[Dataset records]
---

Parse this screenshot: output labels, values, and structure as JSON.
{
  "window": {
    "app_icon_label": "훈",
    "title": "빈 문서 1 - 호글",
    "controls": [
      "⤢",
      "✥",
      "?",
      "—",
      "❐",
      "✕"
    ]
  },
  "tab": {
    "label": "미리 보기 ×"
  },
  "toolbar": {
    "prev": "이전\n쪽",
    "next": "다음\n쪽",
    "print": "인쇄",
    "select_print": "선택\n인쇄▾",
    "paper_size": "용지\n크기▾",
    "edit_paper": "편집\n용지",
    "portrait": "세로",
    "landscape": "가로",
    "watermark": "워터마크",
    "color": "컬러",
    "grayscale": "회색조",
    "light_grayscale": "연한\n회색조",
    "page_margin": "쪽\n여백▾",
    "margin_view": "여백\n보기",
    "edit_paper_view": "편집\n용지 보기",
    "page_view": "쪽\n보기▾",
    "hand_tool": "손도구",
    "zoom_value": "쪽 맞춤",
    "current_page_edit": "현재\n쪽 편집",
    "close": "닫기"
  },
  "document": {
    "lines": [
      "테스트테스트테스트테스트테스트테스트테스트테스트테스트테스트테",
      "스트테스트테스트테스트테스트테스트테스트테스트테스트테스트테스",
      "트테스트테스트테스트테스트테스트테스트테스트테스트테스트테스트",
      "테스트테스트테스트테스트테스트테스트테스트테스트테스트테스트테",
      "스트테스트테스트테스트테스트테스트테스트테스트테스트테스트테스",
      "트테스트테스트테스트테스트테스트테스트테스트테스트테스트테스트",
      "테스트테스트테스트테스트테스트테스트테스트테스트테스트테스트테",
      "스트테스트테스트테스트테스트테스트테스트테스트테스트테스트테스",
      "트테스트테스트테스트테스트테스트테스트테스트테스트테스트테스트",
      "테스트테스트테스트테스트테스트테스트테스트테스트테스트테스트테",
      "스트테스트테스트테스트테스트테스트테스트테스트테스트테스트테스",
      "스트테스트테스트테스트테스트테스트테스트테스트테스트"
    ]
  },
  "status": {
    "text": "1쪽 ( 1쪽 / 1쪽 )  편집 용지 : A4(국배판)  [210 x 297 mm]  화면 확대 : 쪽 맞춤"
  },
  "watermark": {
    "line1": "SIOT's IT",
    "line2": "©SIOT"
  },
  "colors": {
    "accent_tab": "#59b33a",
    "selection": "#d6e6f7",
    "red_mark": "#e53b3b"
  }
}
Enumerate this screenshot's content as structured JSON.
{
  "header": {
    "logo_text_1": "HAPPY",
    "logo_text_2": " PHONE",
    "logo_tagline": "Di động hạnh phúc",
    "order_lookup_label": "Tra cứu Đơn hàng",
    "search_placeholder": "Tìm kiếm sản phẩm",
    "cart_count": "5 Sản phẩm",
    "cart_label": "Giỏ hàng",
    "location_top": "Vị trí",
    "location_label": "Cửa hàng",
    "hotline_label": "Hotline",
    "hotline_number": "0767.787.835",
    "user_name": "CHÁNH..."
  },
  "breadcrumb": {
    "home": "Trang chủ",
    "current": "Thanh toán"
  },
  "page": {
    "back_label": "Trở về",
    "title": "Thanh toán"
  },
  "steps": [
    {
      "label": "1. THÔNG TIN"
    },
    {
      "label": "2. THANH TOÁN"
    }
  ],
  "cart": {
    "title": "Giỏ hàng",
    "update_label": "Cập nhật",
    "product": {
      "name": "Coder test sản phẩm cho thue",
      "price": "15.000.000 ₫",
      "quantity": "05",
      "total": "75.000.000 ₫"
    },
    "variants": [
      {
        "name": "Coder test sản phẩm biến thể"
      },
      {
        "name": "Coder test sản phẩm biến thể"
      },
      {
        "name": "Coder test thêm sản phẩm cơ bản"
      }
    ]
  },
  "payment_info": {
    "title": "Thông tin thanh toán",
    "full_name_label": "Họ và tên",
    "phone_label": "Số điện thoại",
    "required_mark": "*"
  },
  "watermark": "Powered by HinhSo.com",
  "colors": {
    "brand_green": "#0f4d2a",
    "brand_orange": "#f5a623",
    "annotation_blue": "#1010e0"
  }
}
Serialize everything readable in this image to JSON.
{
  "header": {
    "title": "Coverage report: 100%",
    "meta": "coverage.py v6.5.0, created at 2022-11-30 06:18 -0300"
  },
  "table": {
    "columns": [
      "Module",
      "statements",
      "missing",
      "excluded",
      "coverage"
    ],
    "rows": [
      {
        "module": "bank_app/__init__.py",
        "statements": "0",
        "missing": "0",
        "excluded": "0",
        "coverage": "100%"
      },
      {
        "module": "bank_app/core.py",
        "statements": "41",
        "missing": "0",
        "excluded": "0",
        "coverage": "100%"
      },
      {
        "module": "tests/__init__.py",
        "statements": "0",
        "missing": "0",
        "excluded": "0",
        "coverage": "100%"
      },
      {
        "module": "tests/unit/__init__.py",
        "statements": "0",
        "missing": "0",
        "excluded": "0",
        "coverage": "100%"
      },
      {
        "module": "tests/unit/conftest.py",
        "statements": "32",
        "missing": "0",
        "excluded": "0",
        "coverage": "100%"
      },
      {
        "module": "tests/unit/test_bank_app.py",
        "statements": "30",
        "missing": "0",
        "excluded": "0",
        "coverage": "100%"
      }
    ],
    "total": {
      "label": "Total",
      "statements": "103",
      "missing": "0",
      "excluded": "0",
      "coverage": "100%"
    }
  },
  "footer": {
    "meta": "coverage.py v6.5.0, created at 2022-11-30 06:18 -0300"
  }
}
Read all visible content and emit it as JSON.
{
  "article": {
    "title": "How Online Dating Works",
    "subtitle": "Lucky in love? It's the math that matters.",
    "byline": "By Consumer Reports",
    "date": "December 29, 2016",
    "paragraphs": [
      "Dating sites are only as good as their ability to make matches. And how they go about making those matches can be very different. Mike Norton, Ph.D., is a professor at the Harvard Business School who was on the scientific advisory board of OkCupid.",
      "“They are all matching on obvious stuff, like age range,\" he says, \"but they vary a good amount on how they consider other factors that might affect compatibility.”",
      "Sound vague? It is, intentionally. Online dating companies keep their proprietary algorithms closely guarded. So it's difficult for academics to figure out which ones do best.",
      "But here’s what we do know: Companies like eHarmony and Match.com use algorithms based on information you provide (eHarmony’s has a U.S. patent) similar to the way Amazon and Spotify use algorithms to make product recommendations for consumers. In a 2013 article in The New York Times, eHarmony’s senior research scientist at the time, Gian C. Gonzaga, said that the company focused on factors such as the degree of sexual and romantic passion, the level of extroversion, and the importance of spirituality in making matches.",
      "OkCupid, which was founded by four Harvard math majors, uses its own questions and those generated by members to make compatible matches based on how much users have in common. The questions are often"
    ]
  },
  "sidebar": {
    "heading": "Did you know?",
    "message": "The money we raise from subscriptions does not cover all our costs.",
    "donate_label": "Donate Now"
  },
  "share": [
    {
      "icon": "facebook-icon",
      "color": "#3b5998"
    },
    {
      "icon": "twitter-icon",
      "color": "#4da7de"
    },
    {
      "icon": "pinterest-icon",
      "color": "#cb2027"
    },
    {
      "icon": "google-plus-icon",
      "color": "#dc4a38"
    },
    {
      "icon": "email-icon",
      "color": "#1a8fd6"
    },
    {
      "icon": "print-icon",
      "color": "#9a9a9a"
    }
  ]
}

---

> [TASK DETAILS]
Output each entry precisely as given.

> [SOLUTION TO THE EXERCISE]
Parse this screenshot: output labels, values, and structure as JSON.
{
  "window": {
    "app_icon_label": "훈",
    "title": "빈 문서 1 - 호글",
    "controls": [
      "⤢",
      "✥",
      "?",
      "—",
      "❐",
      "✕"
    ]
  },
  "tab": {
    "label": "미리 보기 ×"
  },
  "toolbar": {
    "prev": "이전\n쪽",
    "next": "다음\n쪽",
    "print": "인쇄",
    "select_print": "선택\n인쇄▾",
    "paper_size": "용지\n크기▾",
    "edit_paper": "편집\n용지",
    "portrait": "세로",
    "landscape": "가로",
    "watermark": "워터마크",
    "color": "컬러",
    "grayscale": "회색조",
    "light_grayscale": "연한\n회색조",
    "page_margin": "쪽\n여백▾",
    "margin_view": "여백\n보기",
    "edit_paper_view": "편집\n용지 보기",
    "page_view": "쪽\n보기▾",
    "hand_tool": "손도구",
    "zoom_value": "쪽 맞춤",
    "current_page_edit": "현재\n쪽 편집",
    "close": "닫기"
  },
  "document": {
    "lines": [
      "테스트테스트테스트테스트테스트테스트테스트테스트테스트테스트테",
      "스트테스트테스트테스트테스트테스트테스트테스트테스트테스트테스",
      "트테스트테스트테스트테스트테스트테스트테스트테스트테스트테스트",
      "테스트테스트테스트테스트테스트테스트테스트테스트테스트테스트테",
      "스트테스트테스트테스트테스트테스트테스트테스트테스트테스트테스",
      "트테스트테스트테스트테스트테스트테스트테스트테스트테스트테스트",
      "테스트테스트테스트테스트테스트테스트테스트테스트테스트테스트테",
      "스트테스트테스트테스트테스트테스트테스트테스트테스트테스트테스",
      "트테스트테스트테스트테스트테스트테스트테스트테스트테스트테스트",
      "테스트테스트테스트테스트테스트테스트테스트테스트테스트테스트테",
      "스트테스트테스트테스트테스트테스트테스트테스트테스트테스트테스",
      "스트테스트테스트테스트테스트테스트테스트테스트테스트"
    ]
  },
  "status": {
    "text": "1쪽 ( 1쪽 / 1쪽 )  편집 용지 : A4(국배판)  [210 x 297 mm]  화면 확대 : 쪽 맞춤"
  },
  "watermark": {
    "line1": "SIOT's IT",
    "line2": "©SIOT"
  },
  "colors": {
    "accent_tab": "#59b33a",
    "selection": "#d6e6f7",
    "red_mark": "#e53b3b"
  }
}
Enumerate this screenshot's content as structured JSON.
{
  "header": {
    "logo_text_1": "HAPPY",
    "logo_text_2": " PHONE",
    "logo_tagline": "Di động hạnh phúc",
    "order_lookup_label": "Tra cứu Đơn hàng",
    "search_placeholder": "Tìm kiếm sản phẩm",
    "cart_count": "5 Sản phẩm",
    "cart_label": "Giỏ hàng",
    "location_top": "Vị trí",
    "location_label": "Cửa hàng",
    "hotline_label": "Hotline",
    "hotline_number": "0767.787.835",
    "user_name": "CHÁNH..."
  },
  "breadcrumb": {
    "home": "Trang chủ",
    "current": "Thanh toán"
  },
  "page": {
    "back_label": "Trở về",
    "title": "Thanh toán"
  },
  "steps": [
    {
      "label": "1. THÔNG TIN"
    },
    {
      "label": "2. THANH TOÁN"
    }
  ],
  "cart": {
    "title": "Giỏ hàng",
    "update_label": "Cập nhật",
    "product": {
      "name": "Coder test sản phẩm cho thue",
      "price": "15.000.000 ₫",
      "quantity": "05",
      "total": "75.000.000 ₫"
    },
    "variants": [
      {
        "name": "Coder test sản phẩm biến thể"
      },
      {
        "name": "Coder test sản phẩm biến thể"
      },
      {
        "name": "Coder test thêm sản phẩm cơ bản"
      }
    ]
  },
  "payment_info": {
    "title": "Thông tin thanh toán",
    "full_name_label": "Họ và tên",
    "phone_label": "Số điện thoại",
    "required_mark": "*"
  },
  "watermark": "Powered by HinhSo.com",
  "colors": {
    "brand_green": "#0f4d2a",
    "brand_orange": "#f5a623",
    "annotation_blue": "#1010e0"
  }
}
Serialize everything readable in this image to JSON.
{
  "header": {
    "title": "Coverage report: 100%",
    "meta": "coverage.py v6.5.0, created at 2022-11-30 06:18 -0300"
  },
  "table": {
    "columns": [
      "Module",
      "statements",
      "missing",
      "excluded",
      "coverage"
    ],
    "rows": [
      {
        "module": "bank_app/__init__.py",
        "statements": "0",
        "missing": "0",
        "excluded": "0",
        "coverage": "100%"
      },
      {
        "module": "bank_app/core.py",
        "statements": "41",
        "missing": "0",
        "excluded": "0",
        "coverage": "100%"
      },
      {
        "module": "tests/__init__.py",
        "statements": "0",
        "missing": "0",
        "excluded": "0",
        "coverage": "100%"
      },
      {
        "module": "tests/unit/__init__.py",
        "statements": "0",
        "missing": "0",
        "excluded": "0",
        "coverage": "100%"
      },
      {
        "module": "tests/unit/conftest.py",
        "statements": "32",
        "missing": "0",
        "excluded": "0",
        "coverage": "100%"
      },
      {
        "module": "tests/unit/test_bank_app.py",
        "statements": "30",
        "missing": "0",
        "excluded": "0",
        "coverage": "100%"
      }
    ],
    "total": {
      "label": "Total",
      "statements": "103",
      "missing": "0",
      "excluded": "0",
      "coverage": "100%"
    }
  },
  "footer": {
    "meta": "coverage.py v6.5.0, created at 2022-11-30 06:18 -0300"
  }
}
Read all visible content and emit it as JSON.
{
  "article": {
    "title": "How Online Dating Works",
    "subtitle": "Lucky in love? It's the math that matters.",
    "byline": "By Consumer Reports",
    "date": "December 29, 2016",
    "paragraphs": [
      "Dating sites are only as good as their ability to make matches. And how they go about making those matches can be very different. Mike Norton, Ph.D., is a professor at the Harvard Business School who was on the scientific advisory board of OkCupid.",
      "“They are all matching on obvious stuff, like age range,\" he says, \"but they vary a good amount on how they consider other factors that might affect compatibility.”",
      "Sound vague? It is, intentionally. Online dating companies keep their proprietary algorithms closely guarded. So it's difficult for academics to figure out which ones do best.",
      "But here’s what we do know: Companies like eHarmony and Match.com use algorithms based on information you provide (eHarmony’s has a U.S. patent) similar to the way Amazon and Spotify use algorithms to make product recommendations for consumers. In a 2013 article in The New York Times, eHarmony’s senior research scientist at the time, Gian C. Gonzaga, said that the company focused on factors such as the degree of sexual and romantic passion, the level of extroversion, and the importance of spirituality in making matches.",
      "OkCupid, which was founded by four Harvard math majors, uses its own questions and those generated by members to make compatible matches based on how much users have in common. The questions are often"
    ]
  },
  "sidebar": {
    "heading": "Did you know?",
    "message": "The money we raise from subscriptions does not cover all our costs.",
    "donate_label": "Donate Now"
  },
  "share": [
    {
      "icon": "facebook-icon",
      "color": "#3b5998"
    },
    {
      "icon": "twitter-icon",
      "color": "#4da7de"
    },
    {
      "icon": "pinterest-icon",
      "color": "#cb2027"
    },
    {
      "icon": "google-plus-icon",
      "color": "#dc4a38"
    },
    {
      "icon": "email-icon",
      "color": "#1a8fd6"
    },
    {
      "icon": "print-icon",
      "color": "#9a9a9a"
    }
  ]
}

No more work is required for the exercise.